***** Dataset records
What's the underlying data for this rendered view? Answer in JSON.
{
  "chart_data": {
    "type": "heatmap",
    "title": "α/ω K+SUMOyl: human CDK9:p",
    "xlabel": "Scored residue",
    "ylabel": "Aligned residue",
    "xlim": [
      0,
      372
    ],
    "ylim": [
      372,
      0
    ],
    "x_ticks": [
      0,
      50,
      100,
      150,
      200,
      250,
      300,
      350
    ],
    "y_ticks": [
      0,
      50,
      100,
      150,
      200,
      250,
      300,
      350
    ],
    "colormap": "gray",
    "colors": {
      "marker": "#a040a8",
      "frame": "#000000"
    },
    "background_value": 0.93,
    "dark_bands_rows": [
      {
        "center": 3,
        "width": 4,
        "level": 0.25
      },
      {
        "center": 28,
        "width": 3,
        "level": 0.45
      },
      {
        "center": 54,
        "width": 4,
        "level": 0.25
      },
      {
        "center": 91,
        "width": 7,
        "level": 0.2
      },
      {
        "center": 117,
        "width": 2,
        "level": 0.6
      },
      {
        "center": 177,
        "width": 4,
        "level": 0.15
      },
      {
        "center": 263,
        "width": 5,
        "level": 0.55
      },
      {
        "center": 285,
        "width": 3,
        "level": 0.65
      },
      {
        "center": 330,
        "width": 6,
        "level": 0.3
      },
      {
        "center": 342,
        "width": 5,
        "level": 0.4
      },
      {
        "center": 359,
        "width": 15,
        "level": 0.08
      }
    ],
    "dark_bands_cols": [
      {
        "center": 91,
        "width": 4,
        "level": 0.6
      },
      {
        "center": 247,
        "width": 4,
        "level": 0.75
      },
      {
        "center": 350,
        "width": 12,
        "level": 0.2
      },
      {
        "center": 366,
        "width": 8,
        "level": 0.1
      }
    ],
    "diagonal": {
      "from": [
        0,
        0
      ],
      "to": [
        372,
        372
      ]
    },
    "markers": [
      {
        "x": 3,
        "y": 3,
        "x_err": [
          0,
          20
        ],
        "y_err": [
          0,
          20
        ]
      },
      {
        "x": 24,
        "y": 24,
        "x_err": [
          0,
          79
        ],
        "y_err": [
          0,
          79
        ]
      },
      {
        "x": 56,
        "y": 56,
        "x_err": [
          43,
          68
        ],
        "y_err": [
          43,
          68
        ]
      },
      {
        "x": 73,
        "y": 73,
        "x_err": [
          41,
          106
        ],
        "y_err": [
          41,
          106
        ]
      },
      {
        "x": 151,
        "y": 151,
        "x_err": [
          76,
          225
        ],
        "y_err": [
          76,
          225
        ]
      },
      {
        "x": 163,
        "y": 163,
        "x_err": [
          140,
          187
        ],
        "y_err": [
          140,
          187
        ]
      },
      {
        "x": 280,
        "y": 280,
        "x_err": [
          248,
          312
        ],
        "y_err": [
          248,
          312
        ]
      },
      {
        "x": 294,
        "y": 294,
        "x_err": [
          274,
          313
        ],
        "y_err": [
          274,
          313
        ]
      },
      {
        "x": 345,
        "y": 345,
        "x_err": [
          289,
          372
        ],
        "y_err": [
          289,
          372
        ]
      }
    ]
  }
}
**********
Stated task » Write out all the lines again, exactly as they are.

Full answer »
What's the underlying data for this rendered view? Answer in JSON.
{
  "chart_data": {
    "type": "heatmap",
    "title": "α/ω K+SUMOyl: human CDK9:p",
    "xlabel": "Scored residue",
    "ylabel": "Aligned residue",
    "xlim": [
      0,
      372
    ],
    "ylim": [
      372,
      0
    ],
    "x_ticks": [
      0,
      50,
      100,
      150,
      200,
      250,
      300,
      350
    ],
    "y_ticks": [
      0,
      50,
      100,
      150,
      200,
      250,
      300,
      350
    ],
    "colormap": "gray",
    "colors": {
      "marker": "#a040a8",
      "frame": "#000000"
    },
    "background_value": 0.93,
    "dark_bands_rows": [
      {
        "center": 3,
        "width": 4,
        "level": 0.25
      },
      {
        "center": 28,
        "width": 3,
        "level": 0.45
      },
      {
        "center": 54,
        "width": 4,
        "level": 0.25
      },
      {
        "center": 91,
        "width": 7,
        "level": 0.2
      },
      {
        "center": 117,
        "width": 2,
        "level": 0.6
      },
      {
        "center": 177,
        "width": 4,
        "level": 0.15
      },
      {
        "center": 263,
        "width": 5,
        "level": 0.55
      },
      {
        "center": 285,
        "width": 3,
        "level": 0.65
      },
      {
        "center": 330,
        "width": 6,
        "level": 0.3
      },
      {
        "center": 342,
        "width": 5,
        "level": 0.4
      },
      {
        "center": 359,
        "width": 15,
        "level": 0.08
      }
    ],
    "dark_bands_cols": [
      {
        "center": 91,
        "width": 4,
        "level": 0.6
      },
      {
        "center": 247,
        "width": 4,
        "level": 0.75
      },
      {
        "center": 350,
        "width": 12,
        "level": 0.2
      },
      {
        "center": 366,
        "width": 8,
        "level": 0.1
      }
    ],
    "diagonal": {
      "from": [
        0,
        0
      ],
      "to": [
        372,
        372
      ]
    },
    "markers": [
      {
        "x": 3,
        "y": 3,
        "x_err": [
          0,
          20
        ],
        "y_err": [
          0,
          20
        ]
      },
      {
        "x": 24,
        "y": 24,
        "x_err": [
          0,
          79
        ],
        "y_err": [
          0,
          79
        ]
      },
      {
        "x": 56,
        "y": 56,
        "x_err": [
          43,
          68
        ],
        "y_err": [
          43,
          68
        ]
      },
      {
        "x": 73,
        "y": 73,
        "x_err": [
          41,
          106
        ],
        "y_err": [
          41,
          106
        ]
      },
      {
        "x": 151,
        "y": 151,
        "x_err": [
          76,
          225
        ],
        "y_err": [
          76,
          225
        ]
      },
      {
        "x": 163,
        "y": 163,
        "x_err": [
          140,
          187
        ],
        "y_err": [
          140,
          187
        ]
      },
      {
        "x": 280,
        "y": 280,
        "x_err": [
          248,
          312
        ],
        "y_err": [
          248,
          312
        ]
      },
      {
        "x": 294,
        "y": 294,
        "x_err": [
          274,
          313
        ],
        "y_err": [
          274,
          313
        ]
      },
      {
        "x": 345,
        "y": 345,
        "x_err": [
          289,
          372
        ],
        "y_err": [
          289,
          372
        ]
      }
    ]
  }
}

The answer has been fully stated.